**Instruction:** Print the entries that appear below, exactly as written and without their pictures.

**Raw records:**
★ ★ ★

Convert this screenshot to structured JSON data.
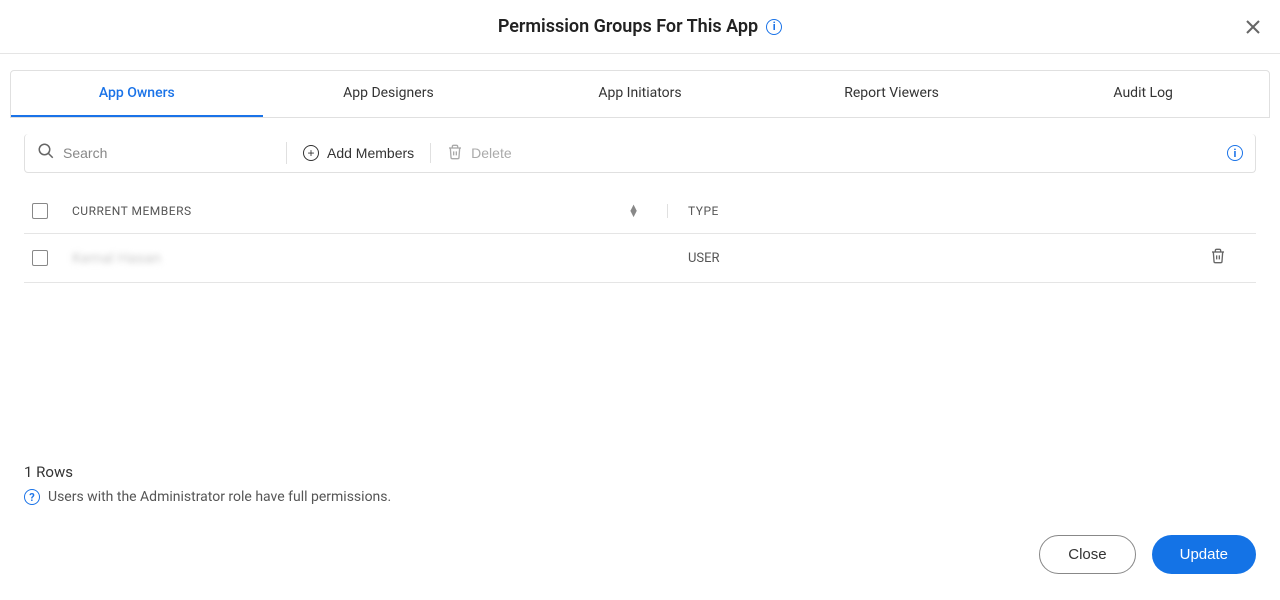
{
  "header": {
    "title": "Permission Groups For This App"
  },
  "tabs": [
    {
      "label": "App Owners",
      "active": true
    },
    {
      "label": "App Designers",
      "active": false
    },
    {
      "label": "App Initiators",
      "active": false
    },
    {
      "label": "Report Viewers",
      "active": false
    },
    {
      "label": "Audit Log",
      "active": false
    }
  ],
  "toolbar": {
    "search_placeholder": "Search",
    "add_members_label": "Add Members",
    "delete_label": "Delete"
  },
  "table": {
    "headers": {
      "members": "CURRENT MEMBERS",
      "type": "TYPE"
    },
    "rows": [
      {
        "name": "Kemal Hasan",
        "type": "USER"
      }
    ]
  },
  "footer": {
    "rows_label": "1 Rows",
    "admin_note": "Users with the Administrator role have full permissions.",
    "close_label": "Close",
    "update_label": "Update"
  }
}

★ ★ ★

**Solved problem:**
Convert this screenshot to structured JSON data.
{
  "header": {
    "title": "Permission Groups For This App"
  },
  "tabs": [
    {
      "label": "App Owners",
      "active": true
    },
    {
      "label": "App Designers",
      "active": false
    },
    {
      "label": "App Initiators",
      "active": false
    },
    {
      "label": "Report Viewers",
      "active": false
    },
    {
      "label": "Audit Log",
      "active": false
    }
  ],
  "toolbar": {
    "search_placeholder": "Search",
    "add_members_label": "Add Members",
    "delete_label": "Delete"
  },
  "table": {
    "headers": {
      "members": "CURRENT MEMBERS",
      "type": "TYPE"
    },
    "rows": [
      {
        "name": "Kemal Hasan",
        "type": "USER"
      }
    ]
  },
  "footer": {
    "rows_label": "1 Rows",
    "admin_note": "Users with the Administrator role have full permissions.",
    "close_label": "Close",
    "update_label": "Update"
  }
}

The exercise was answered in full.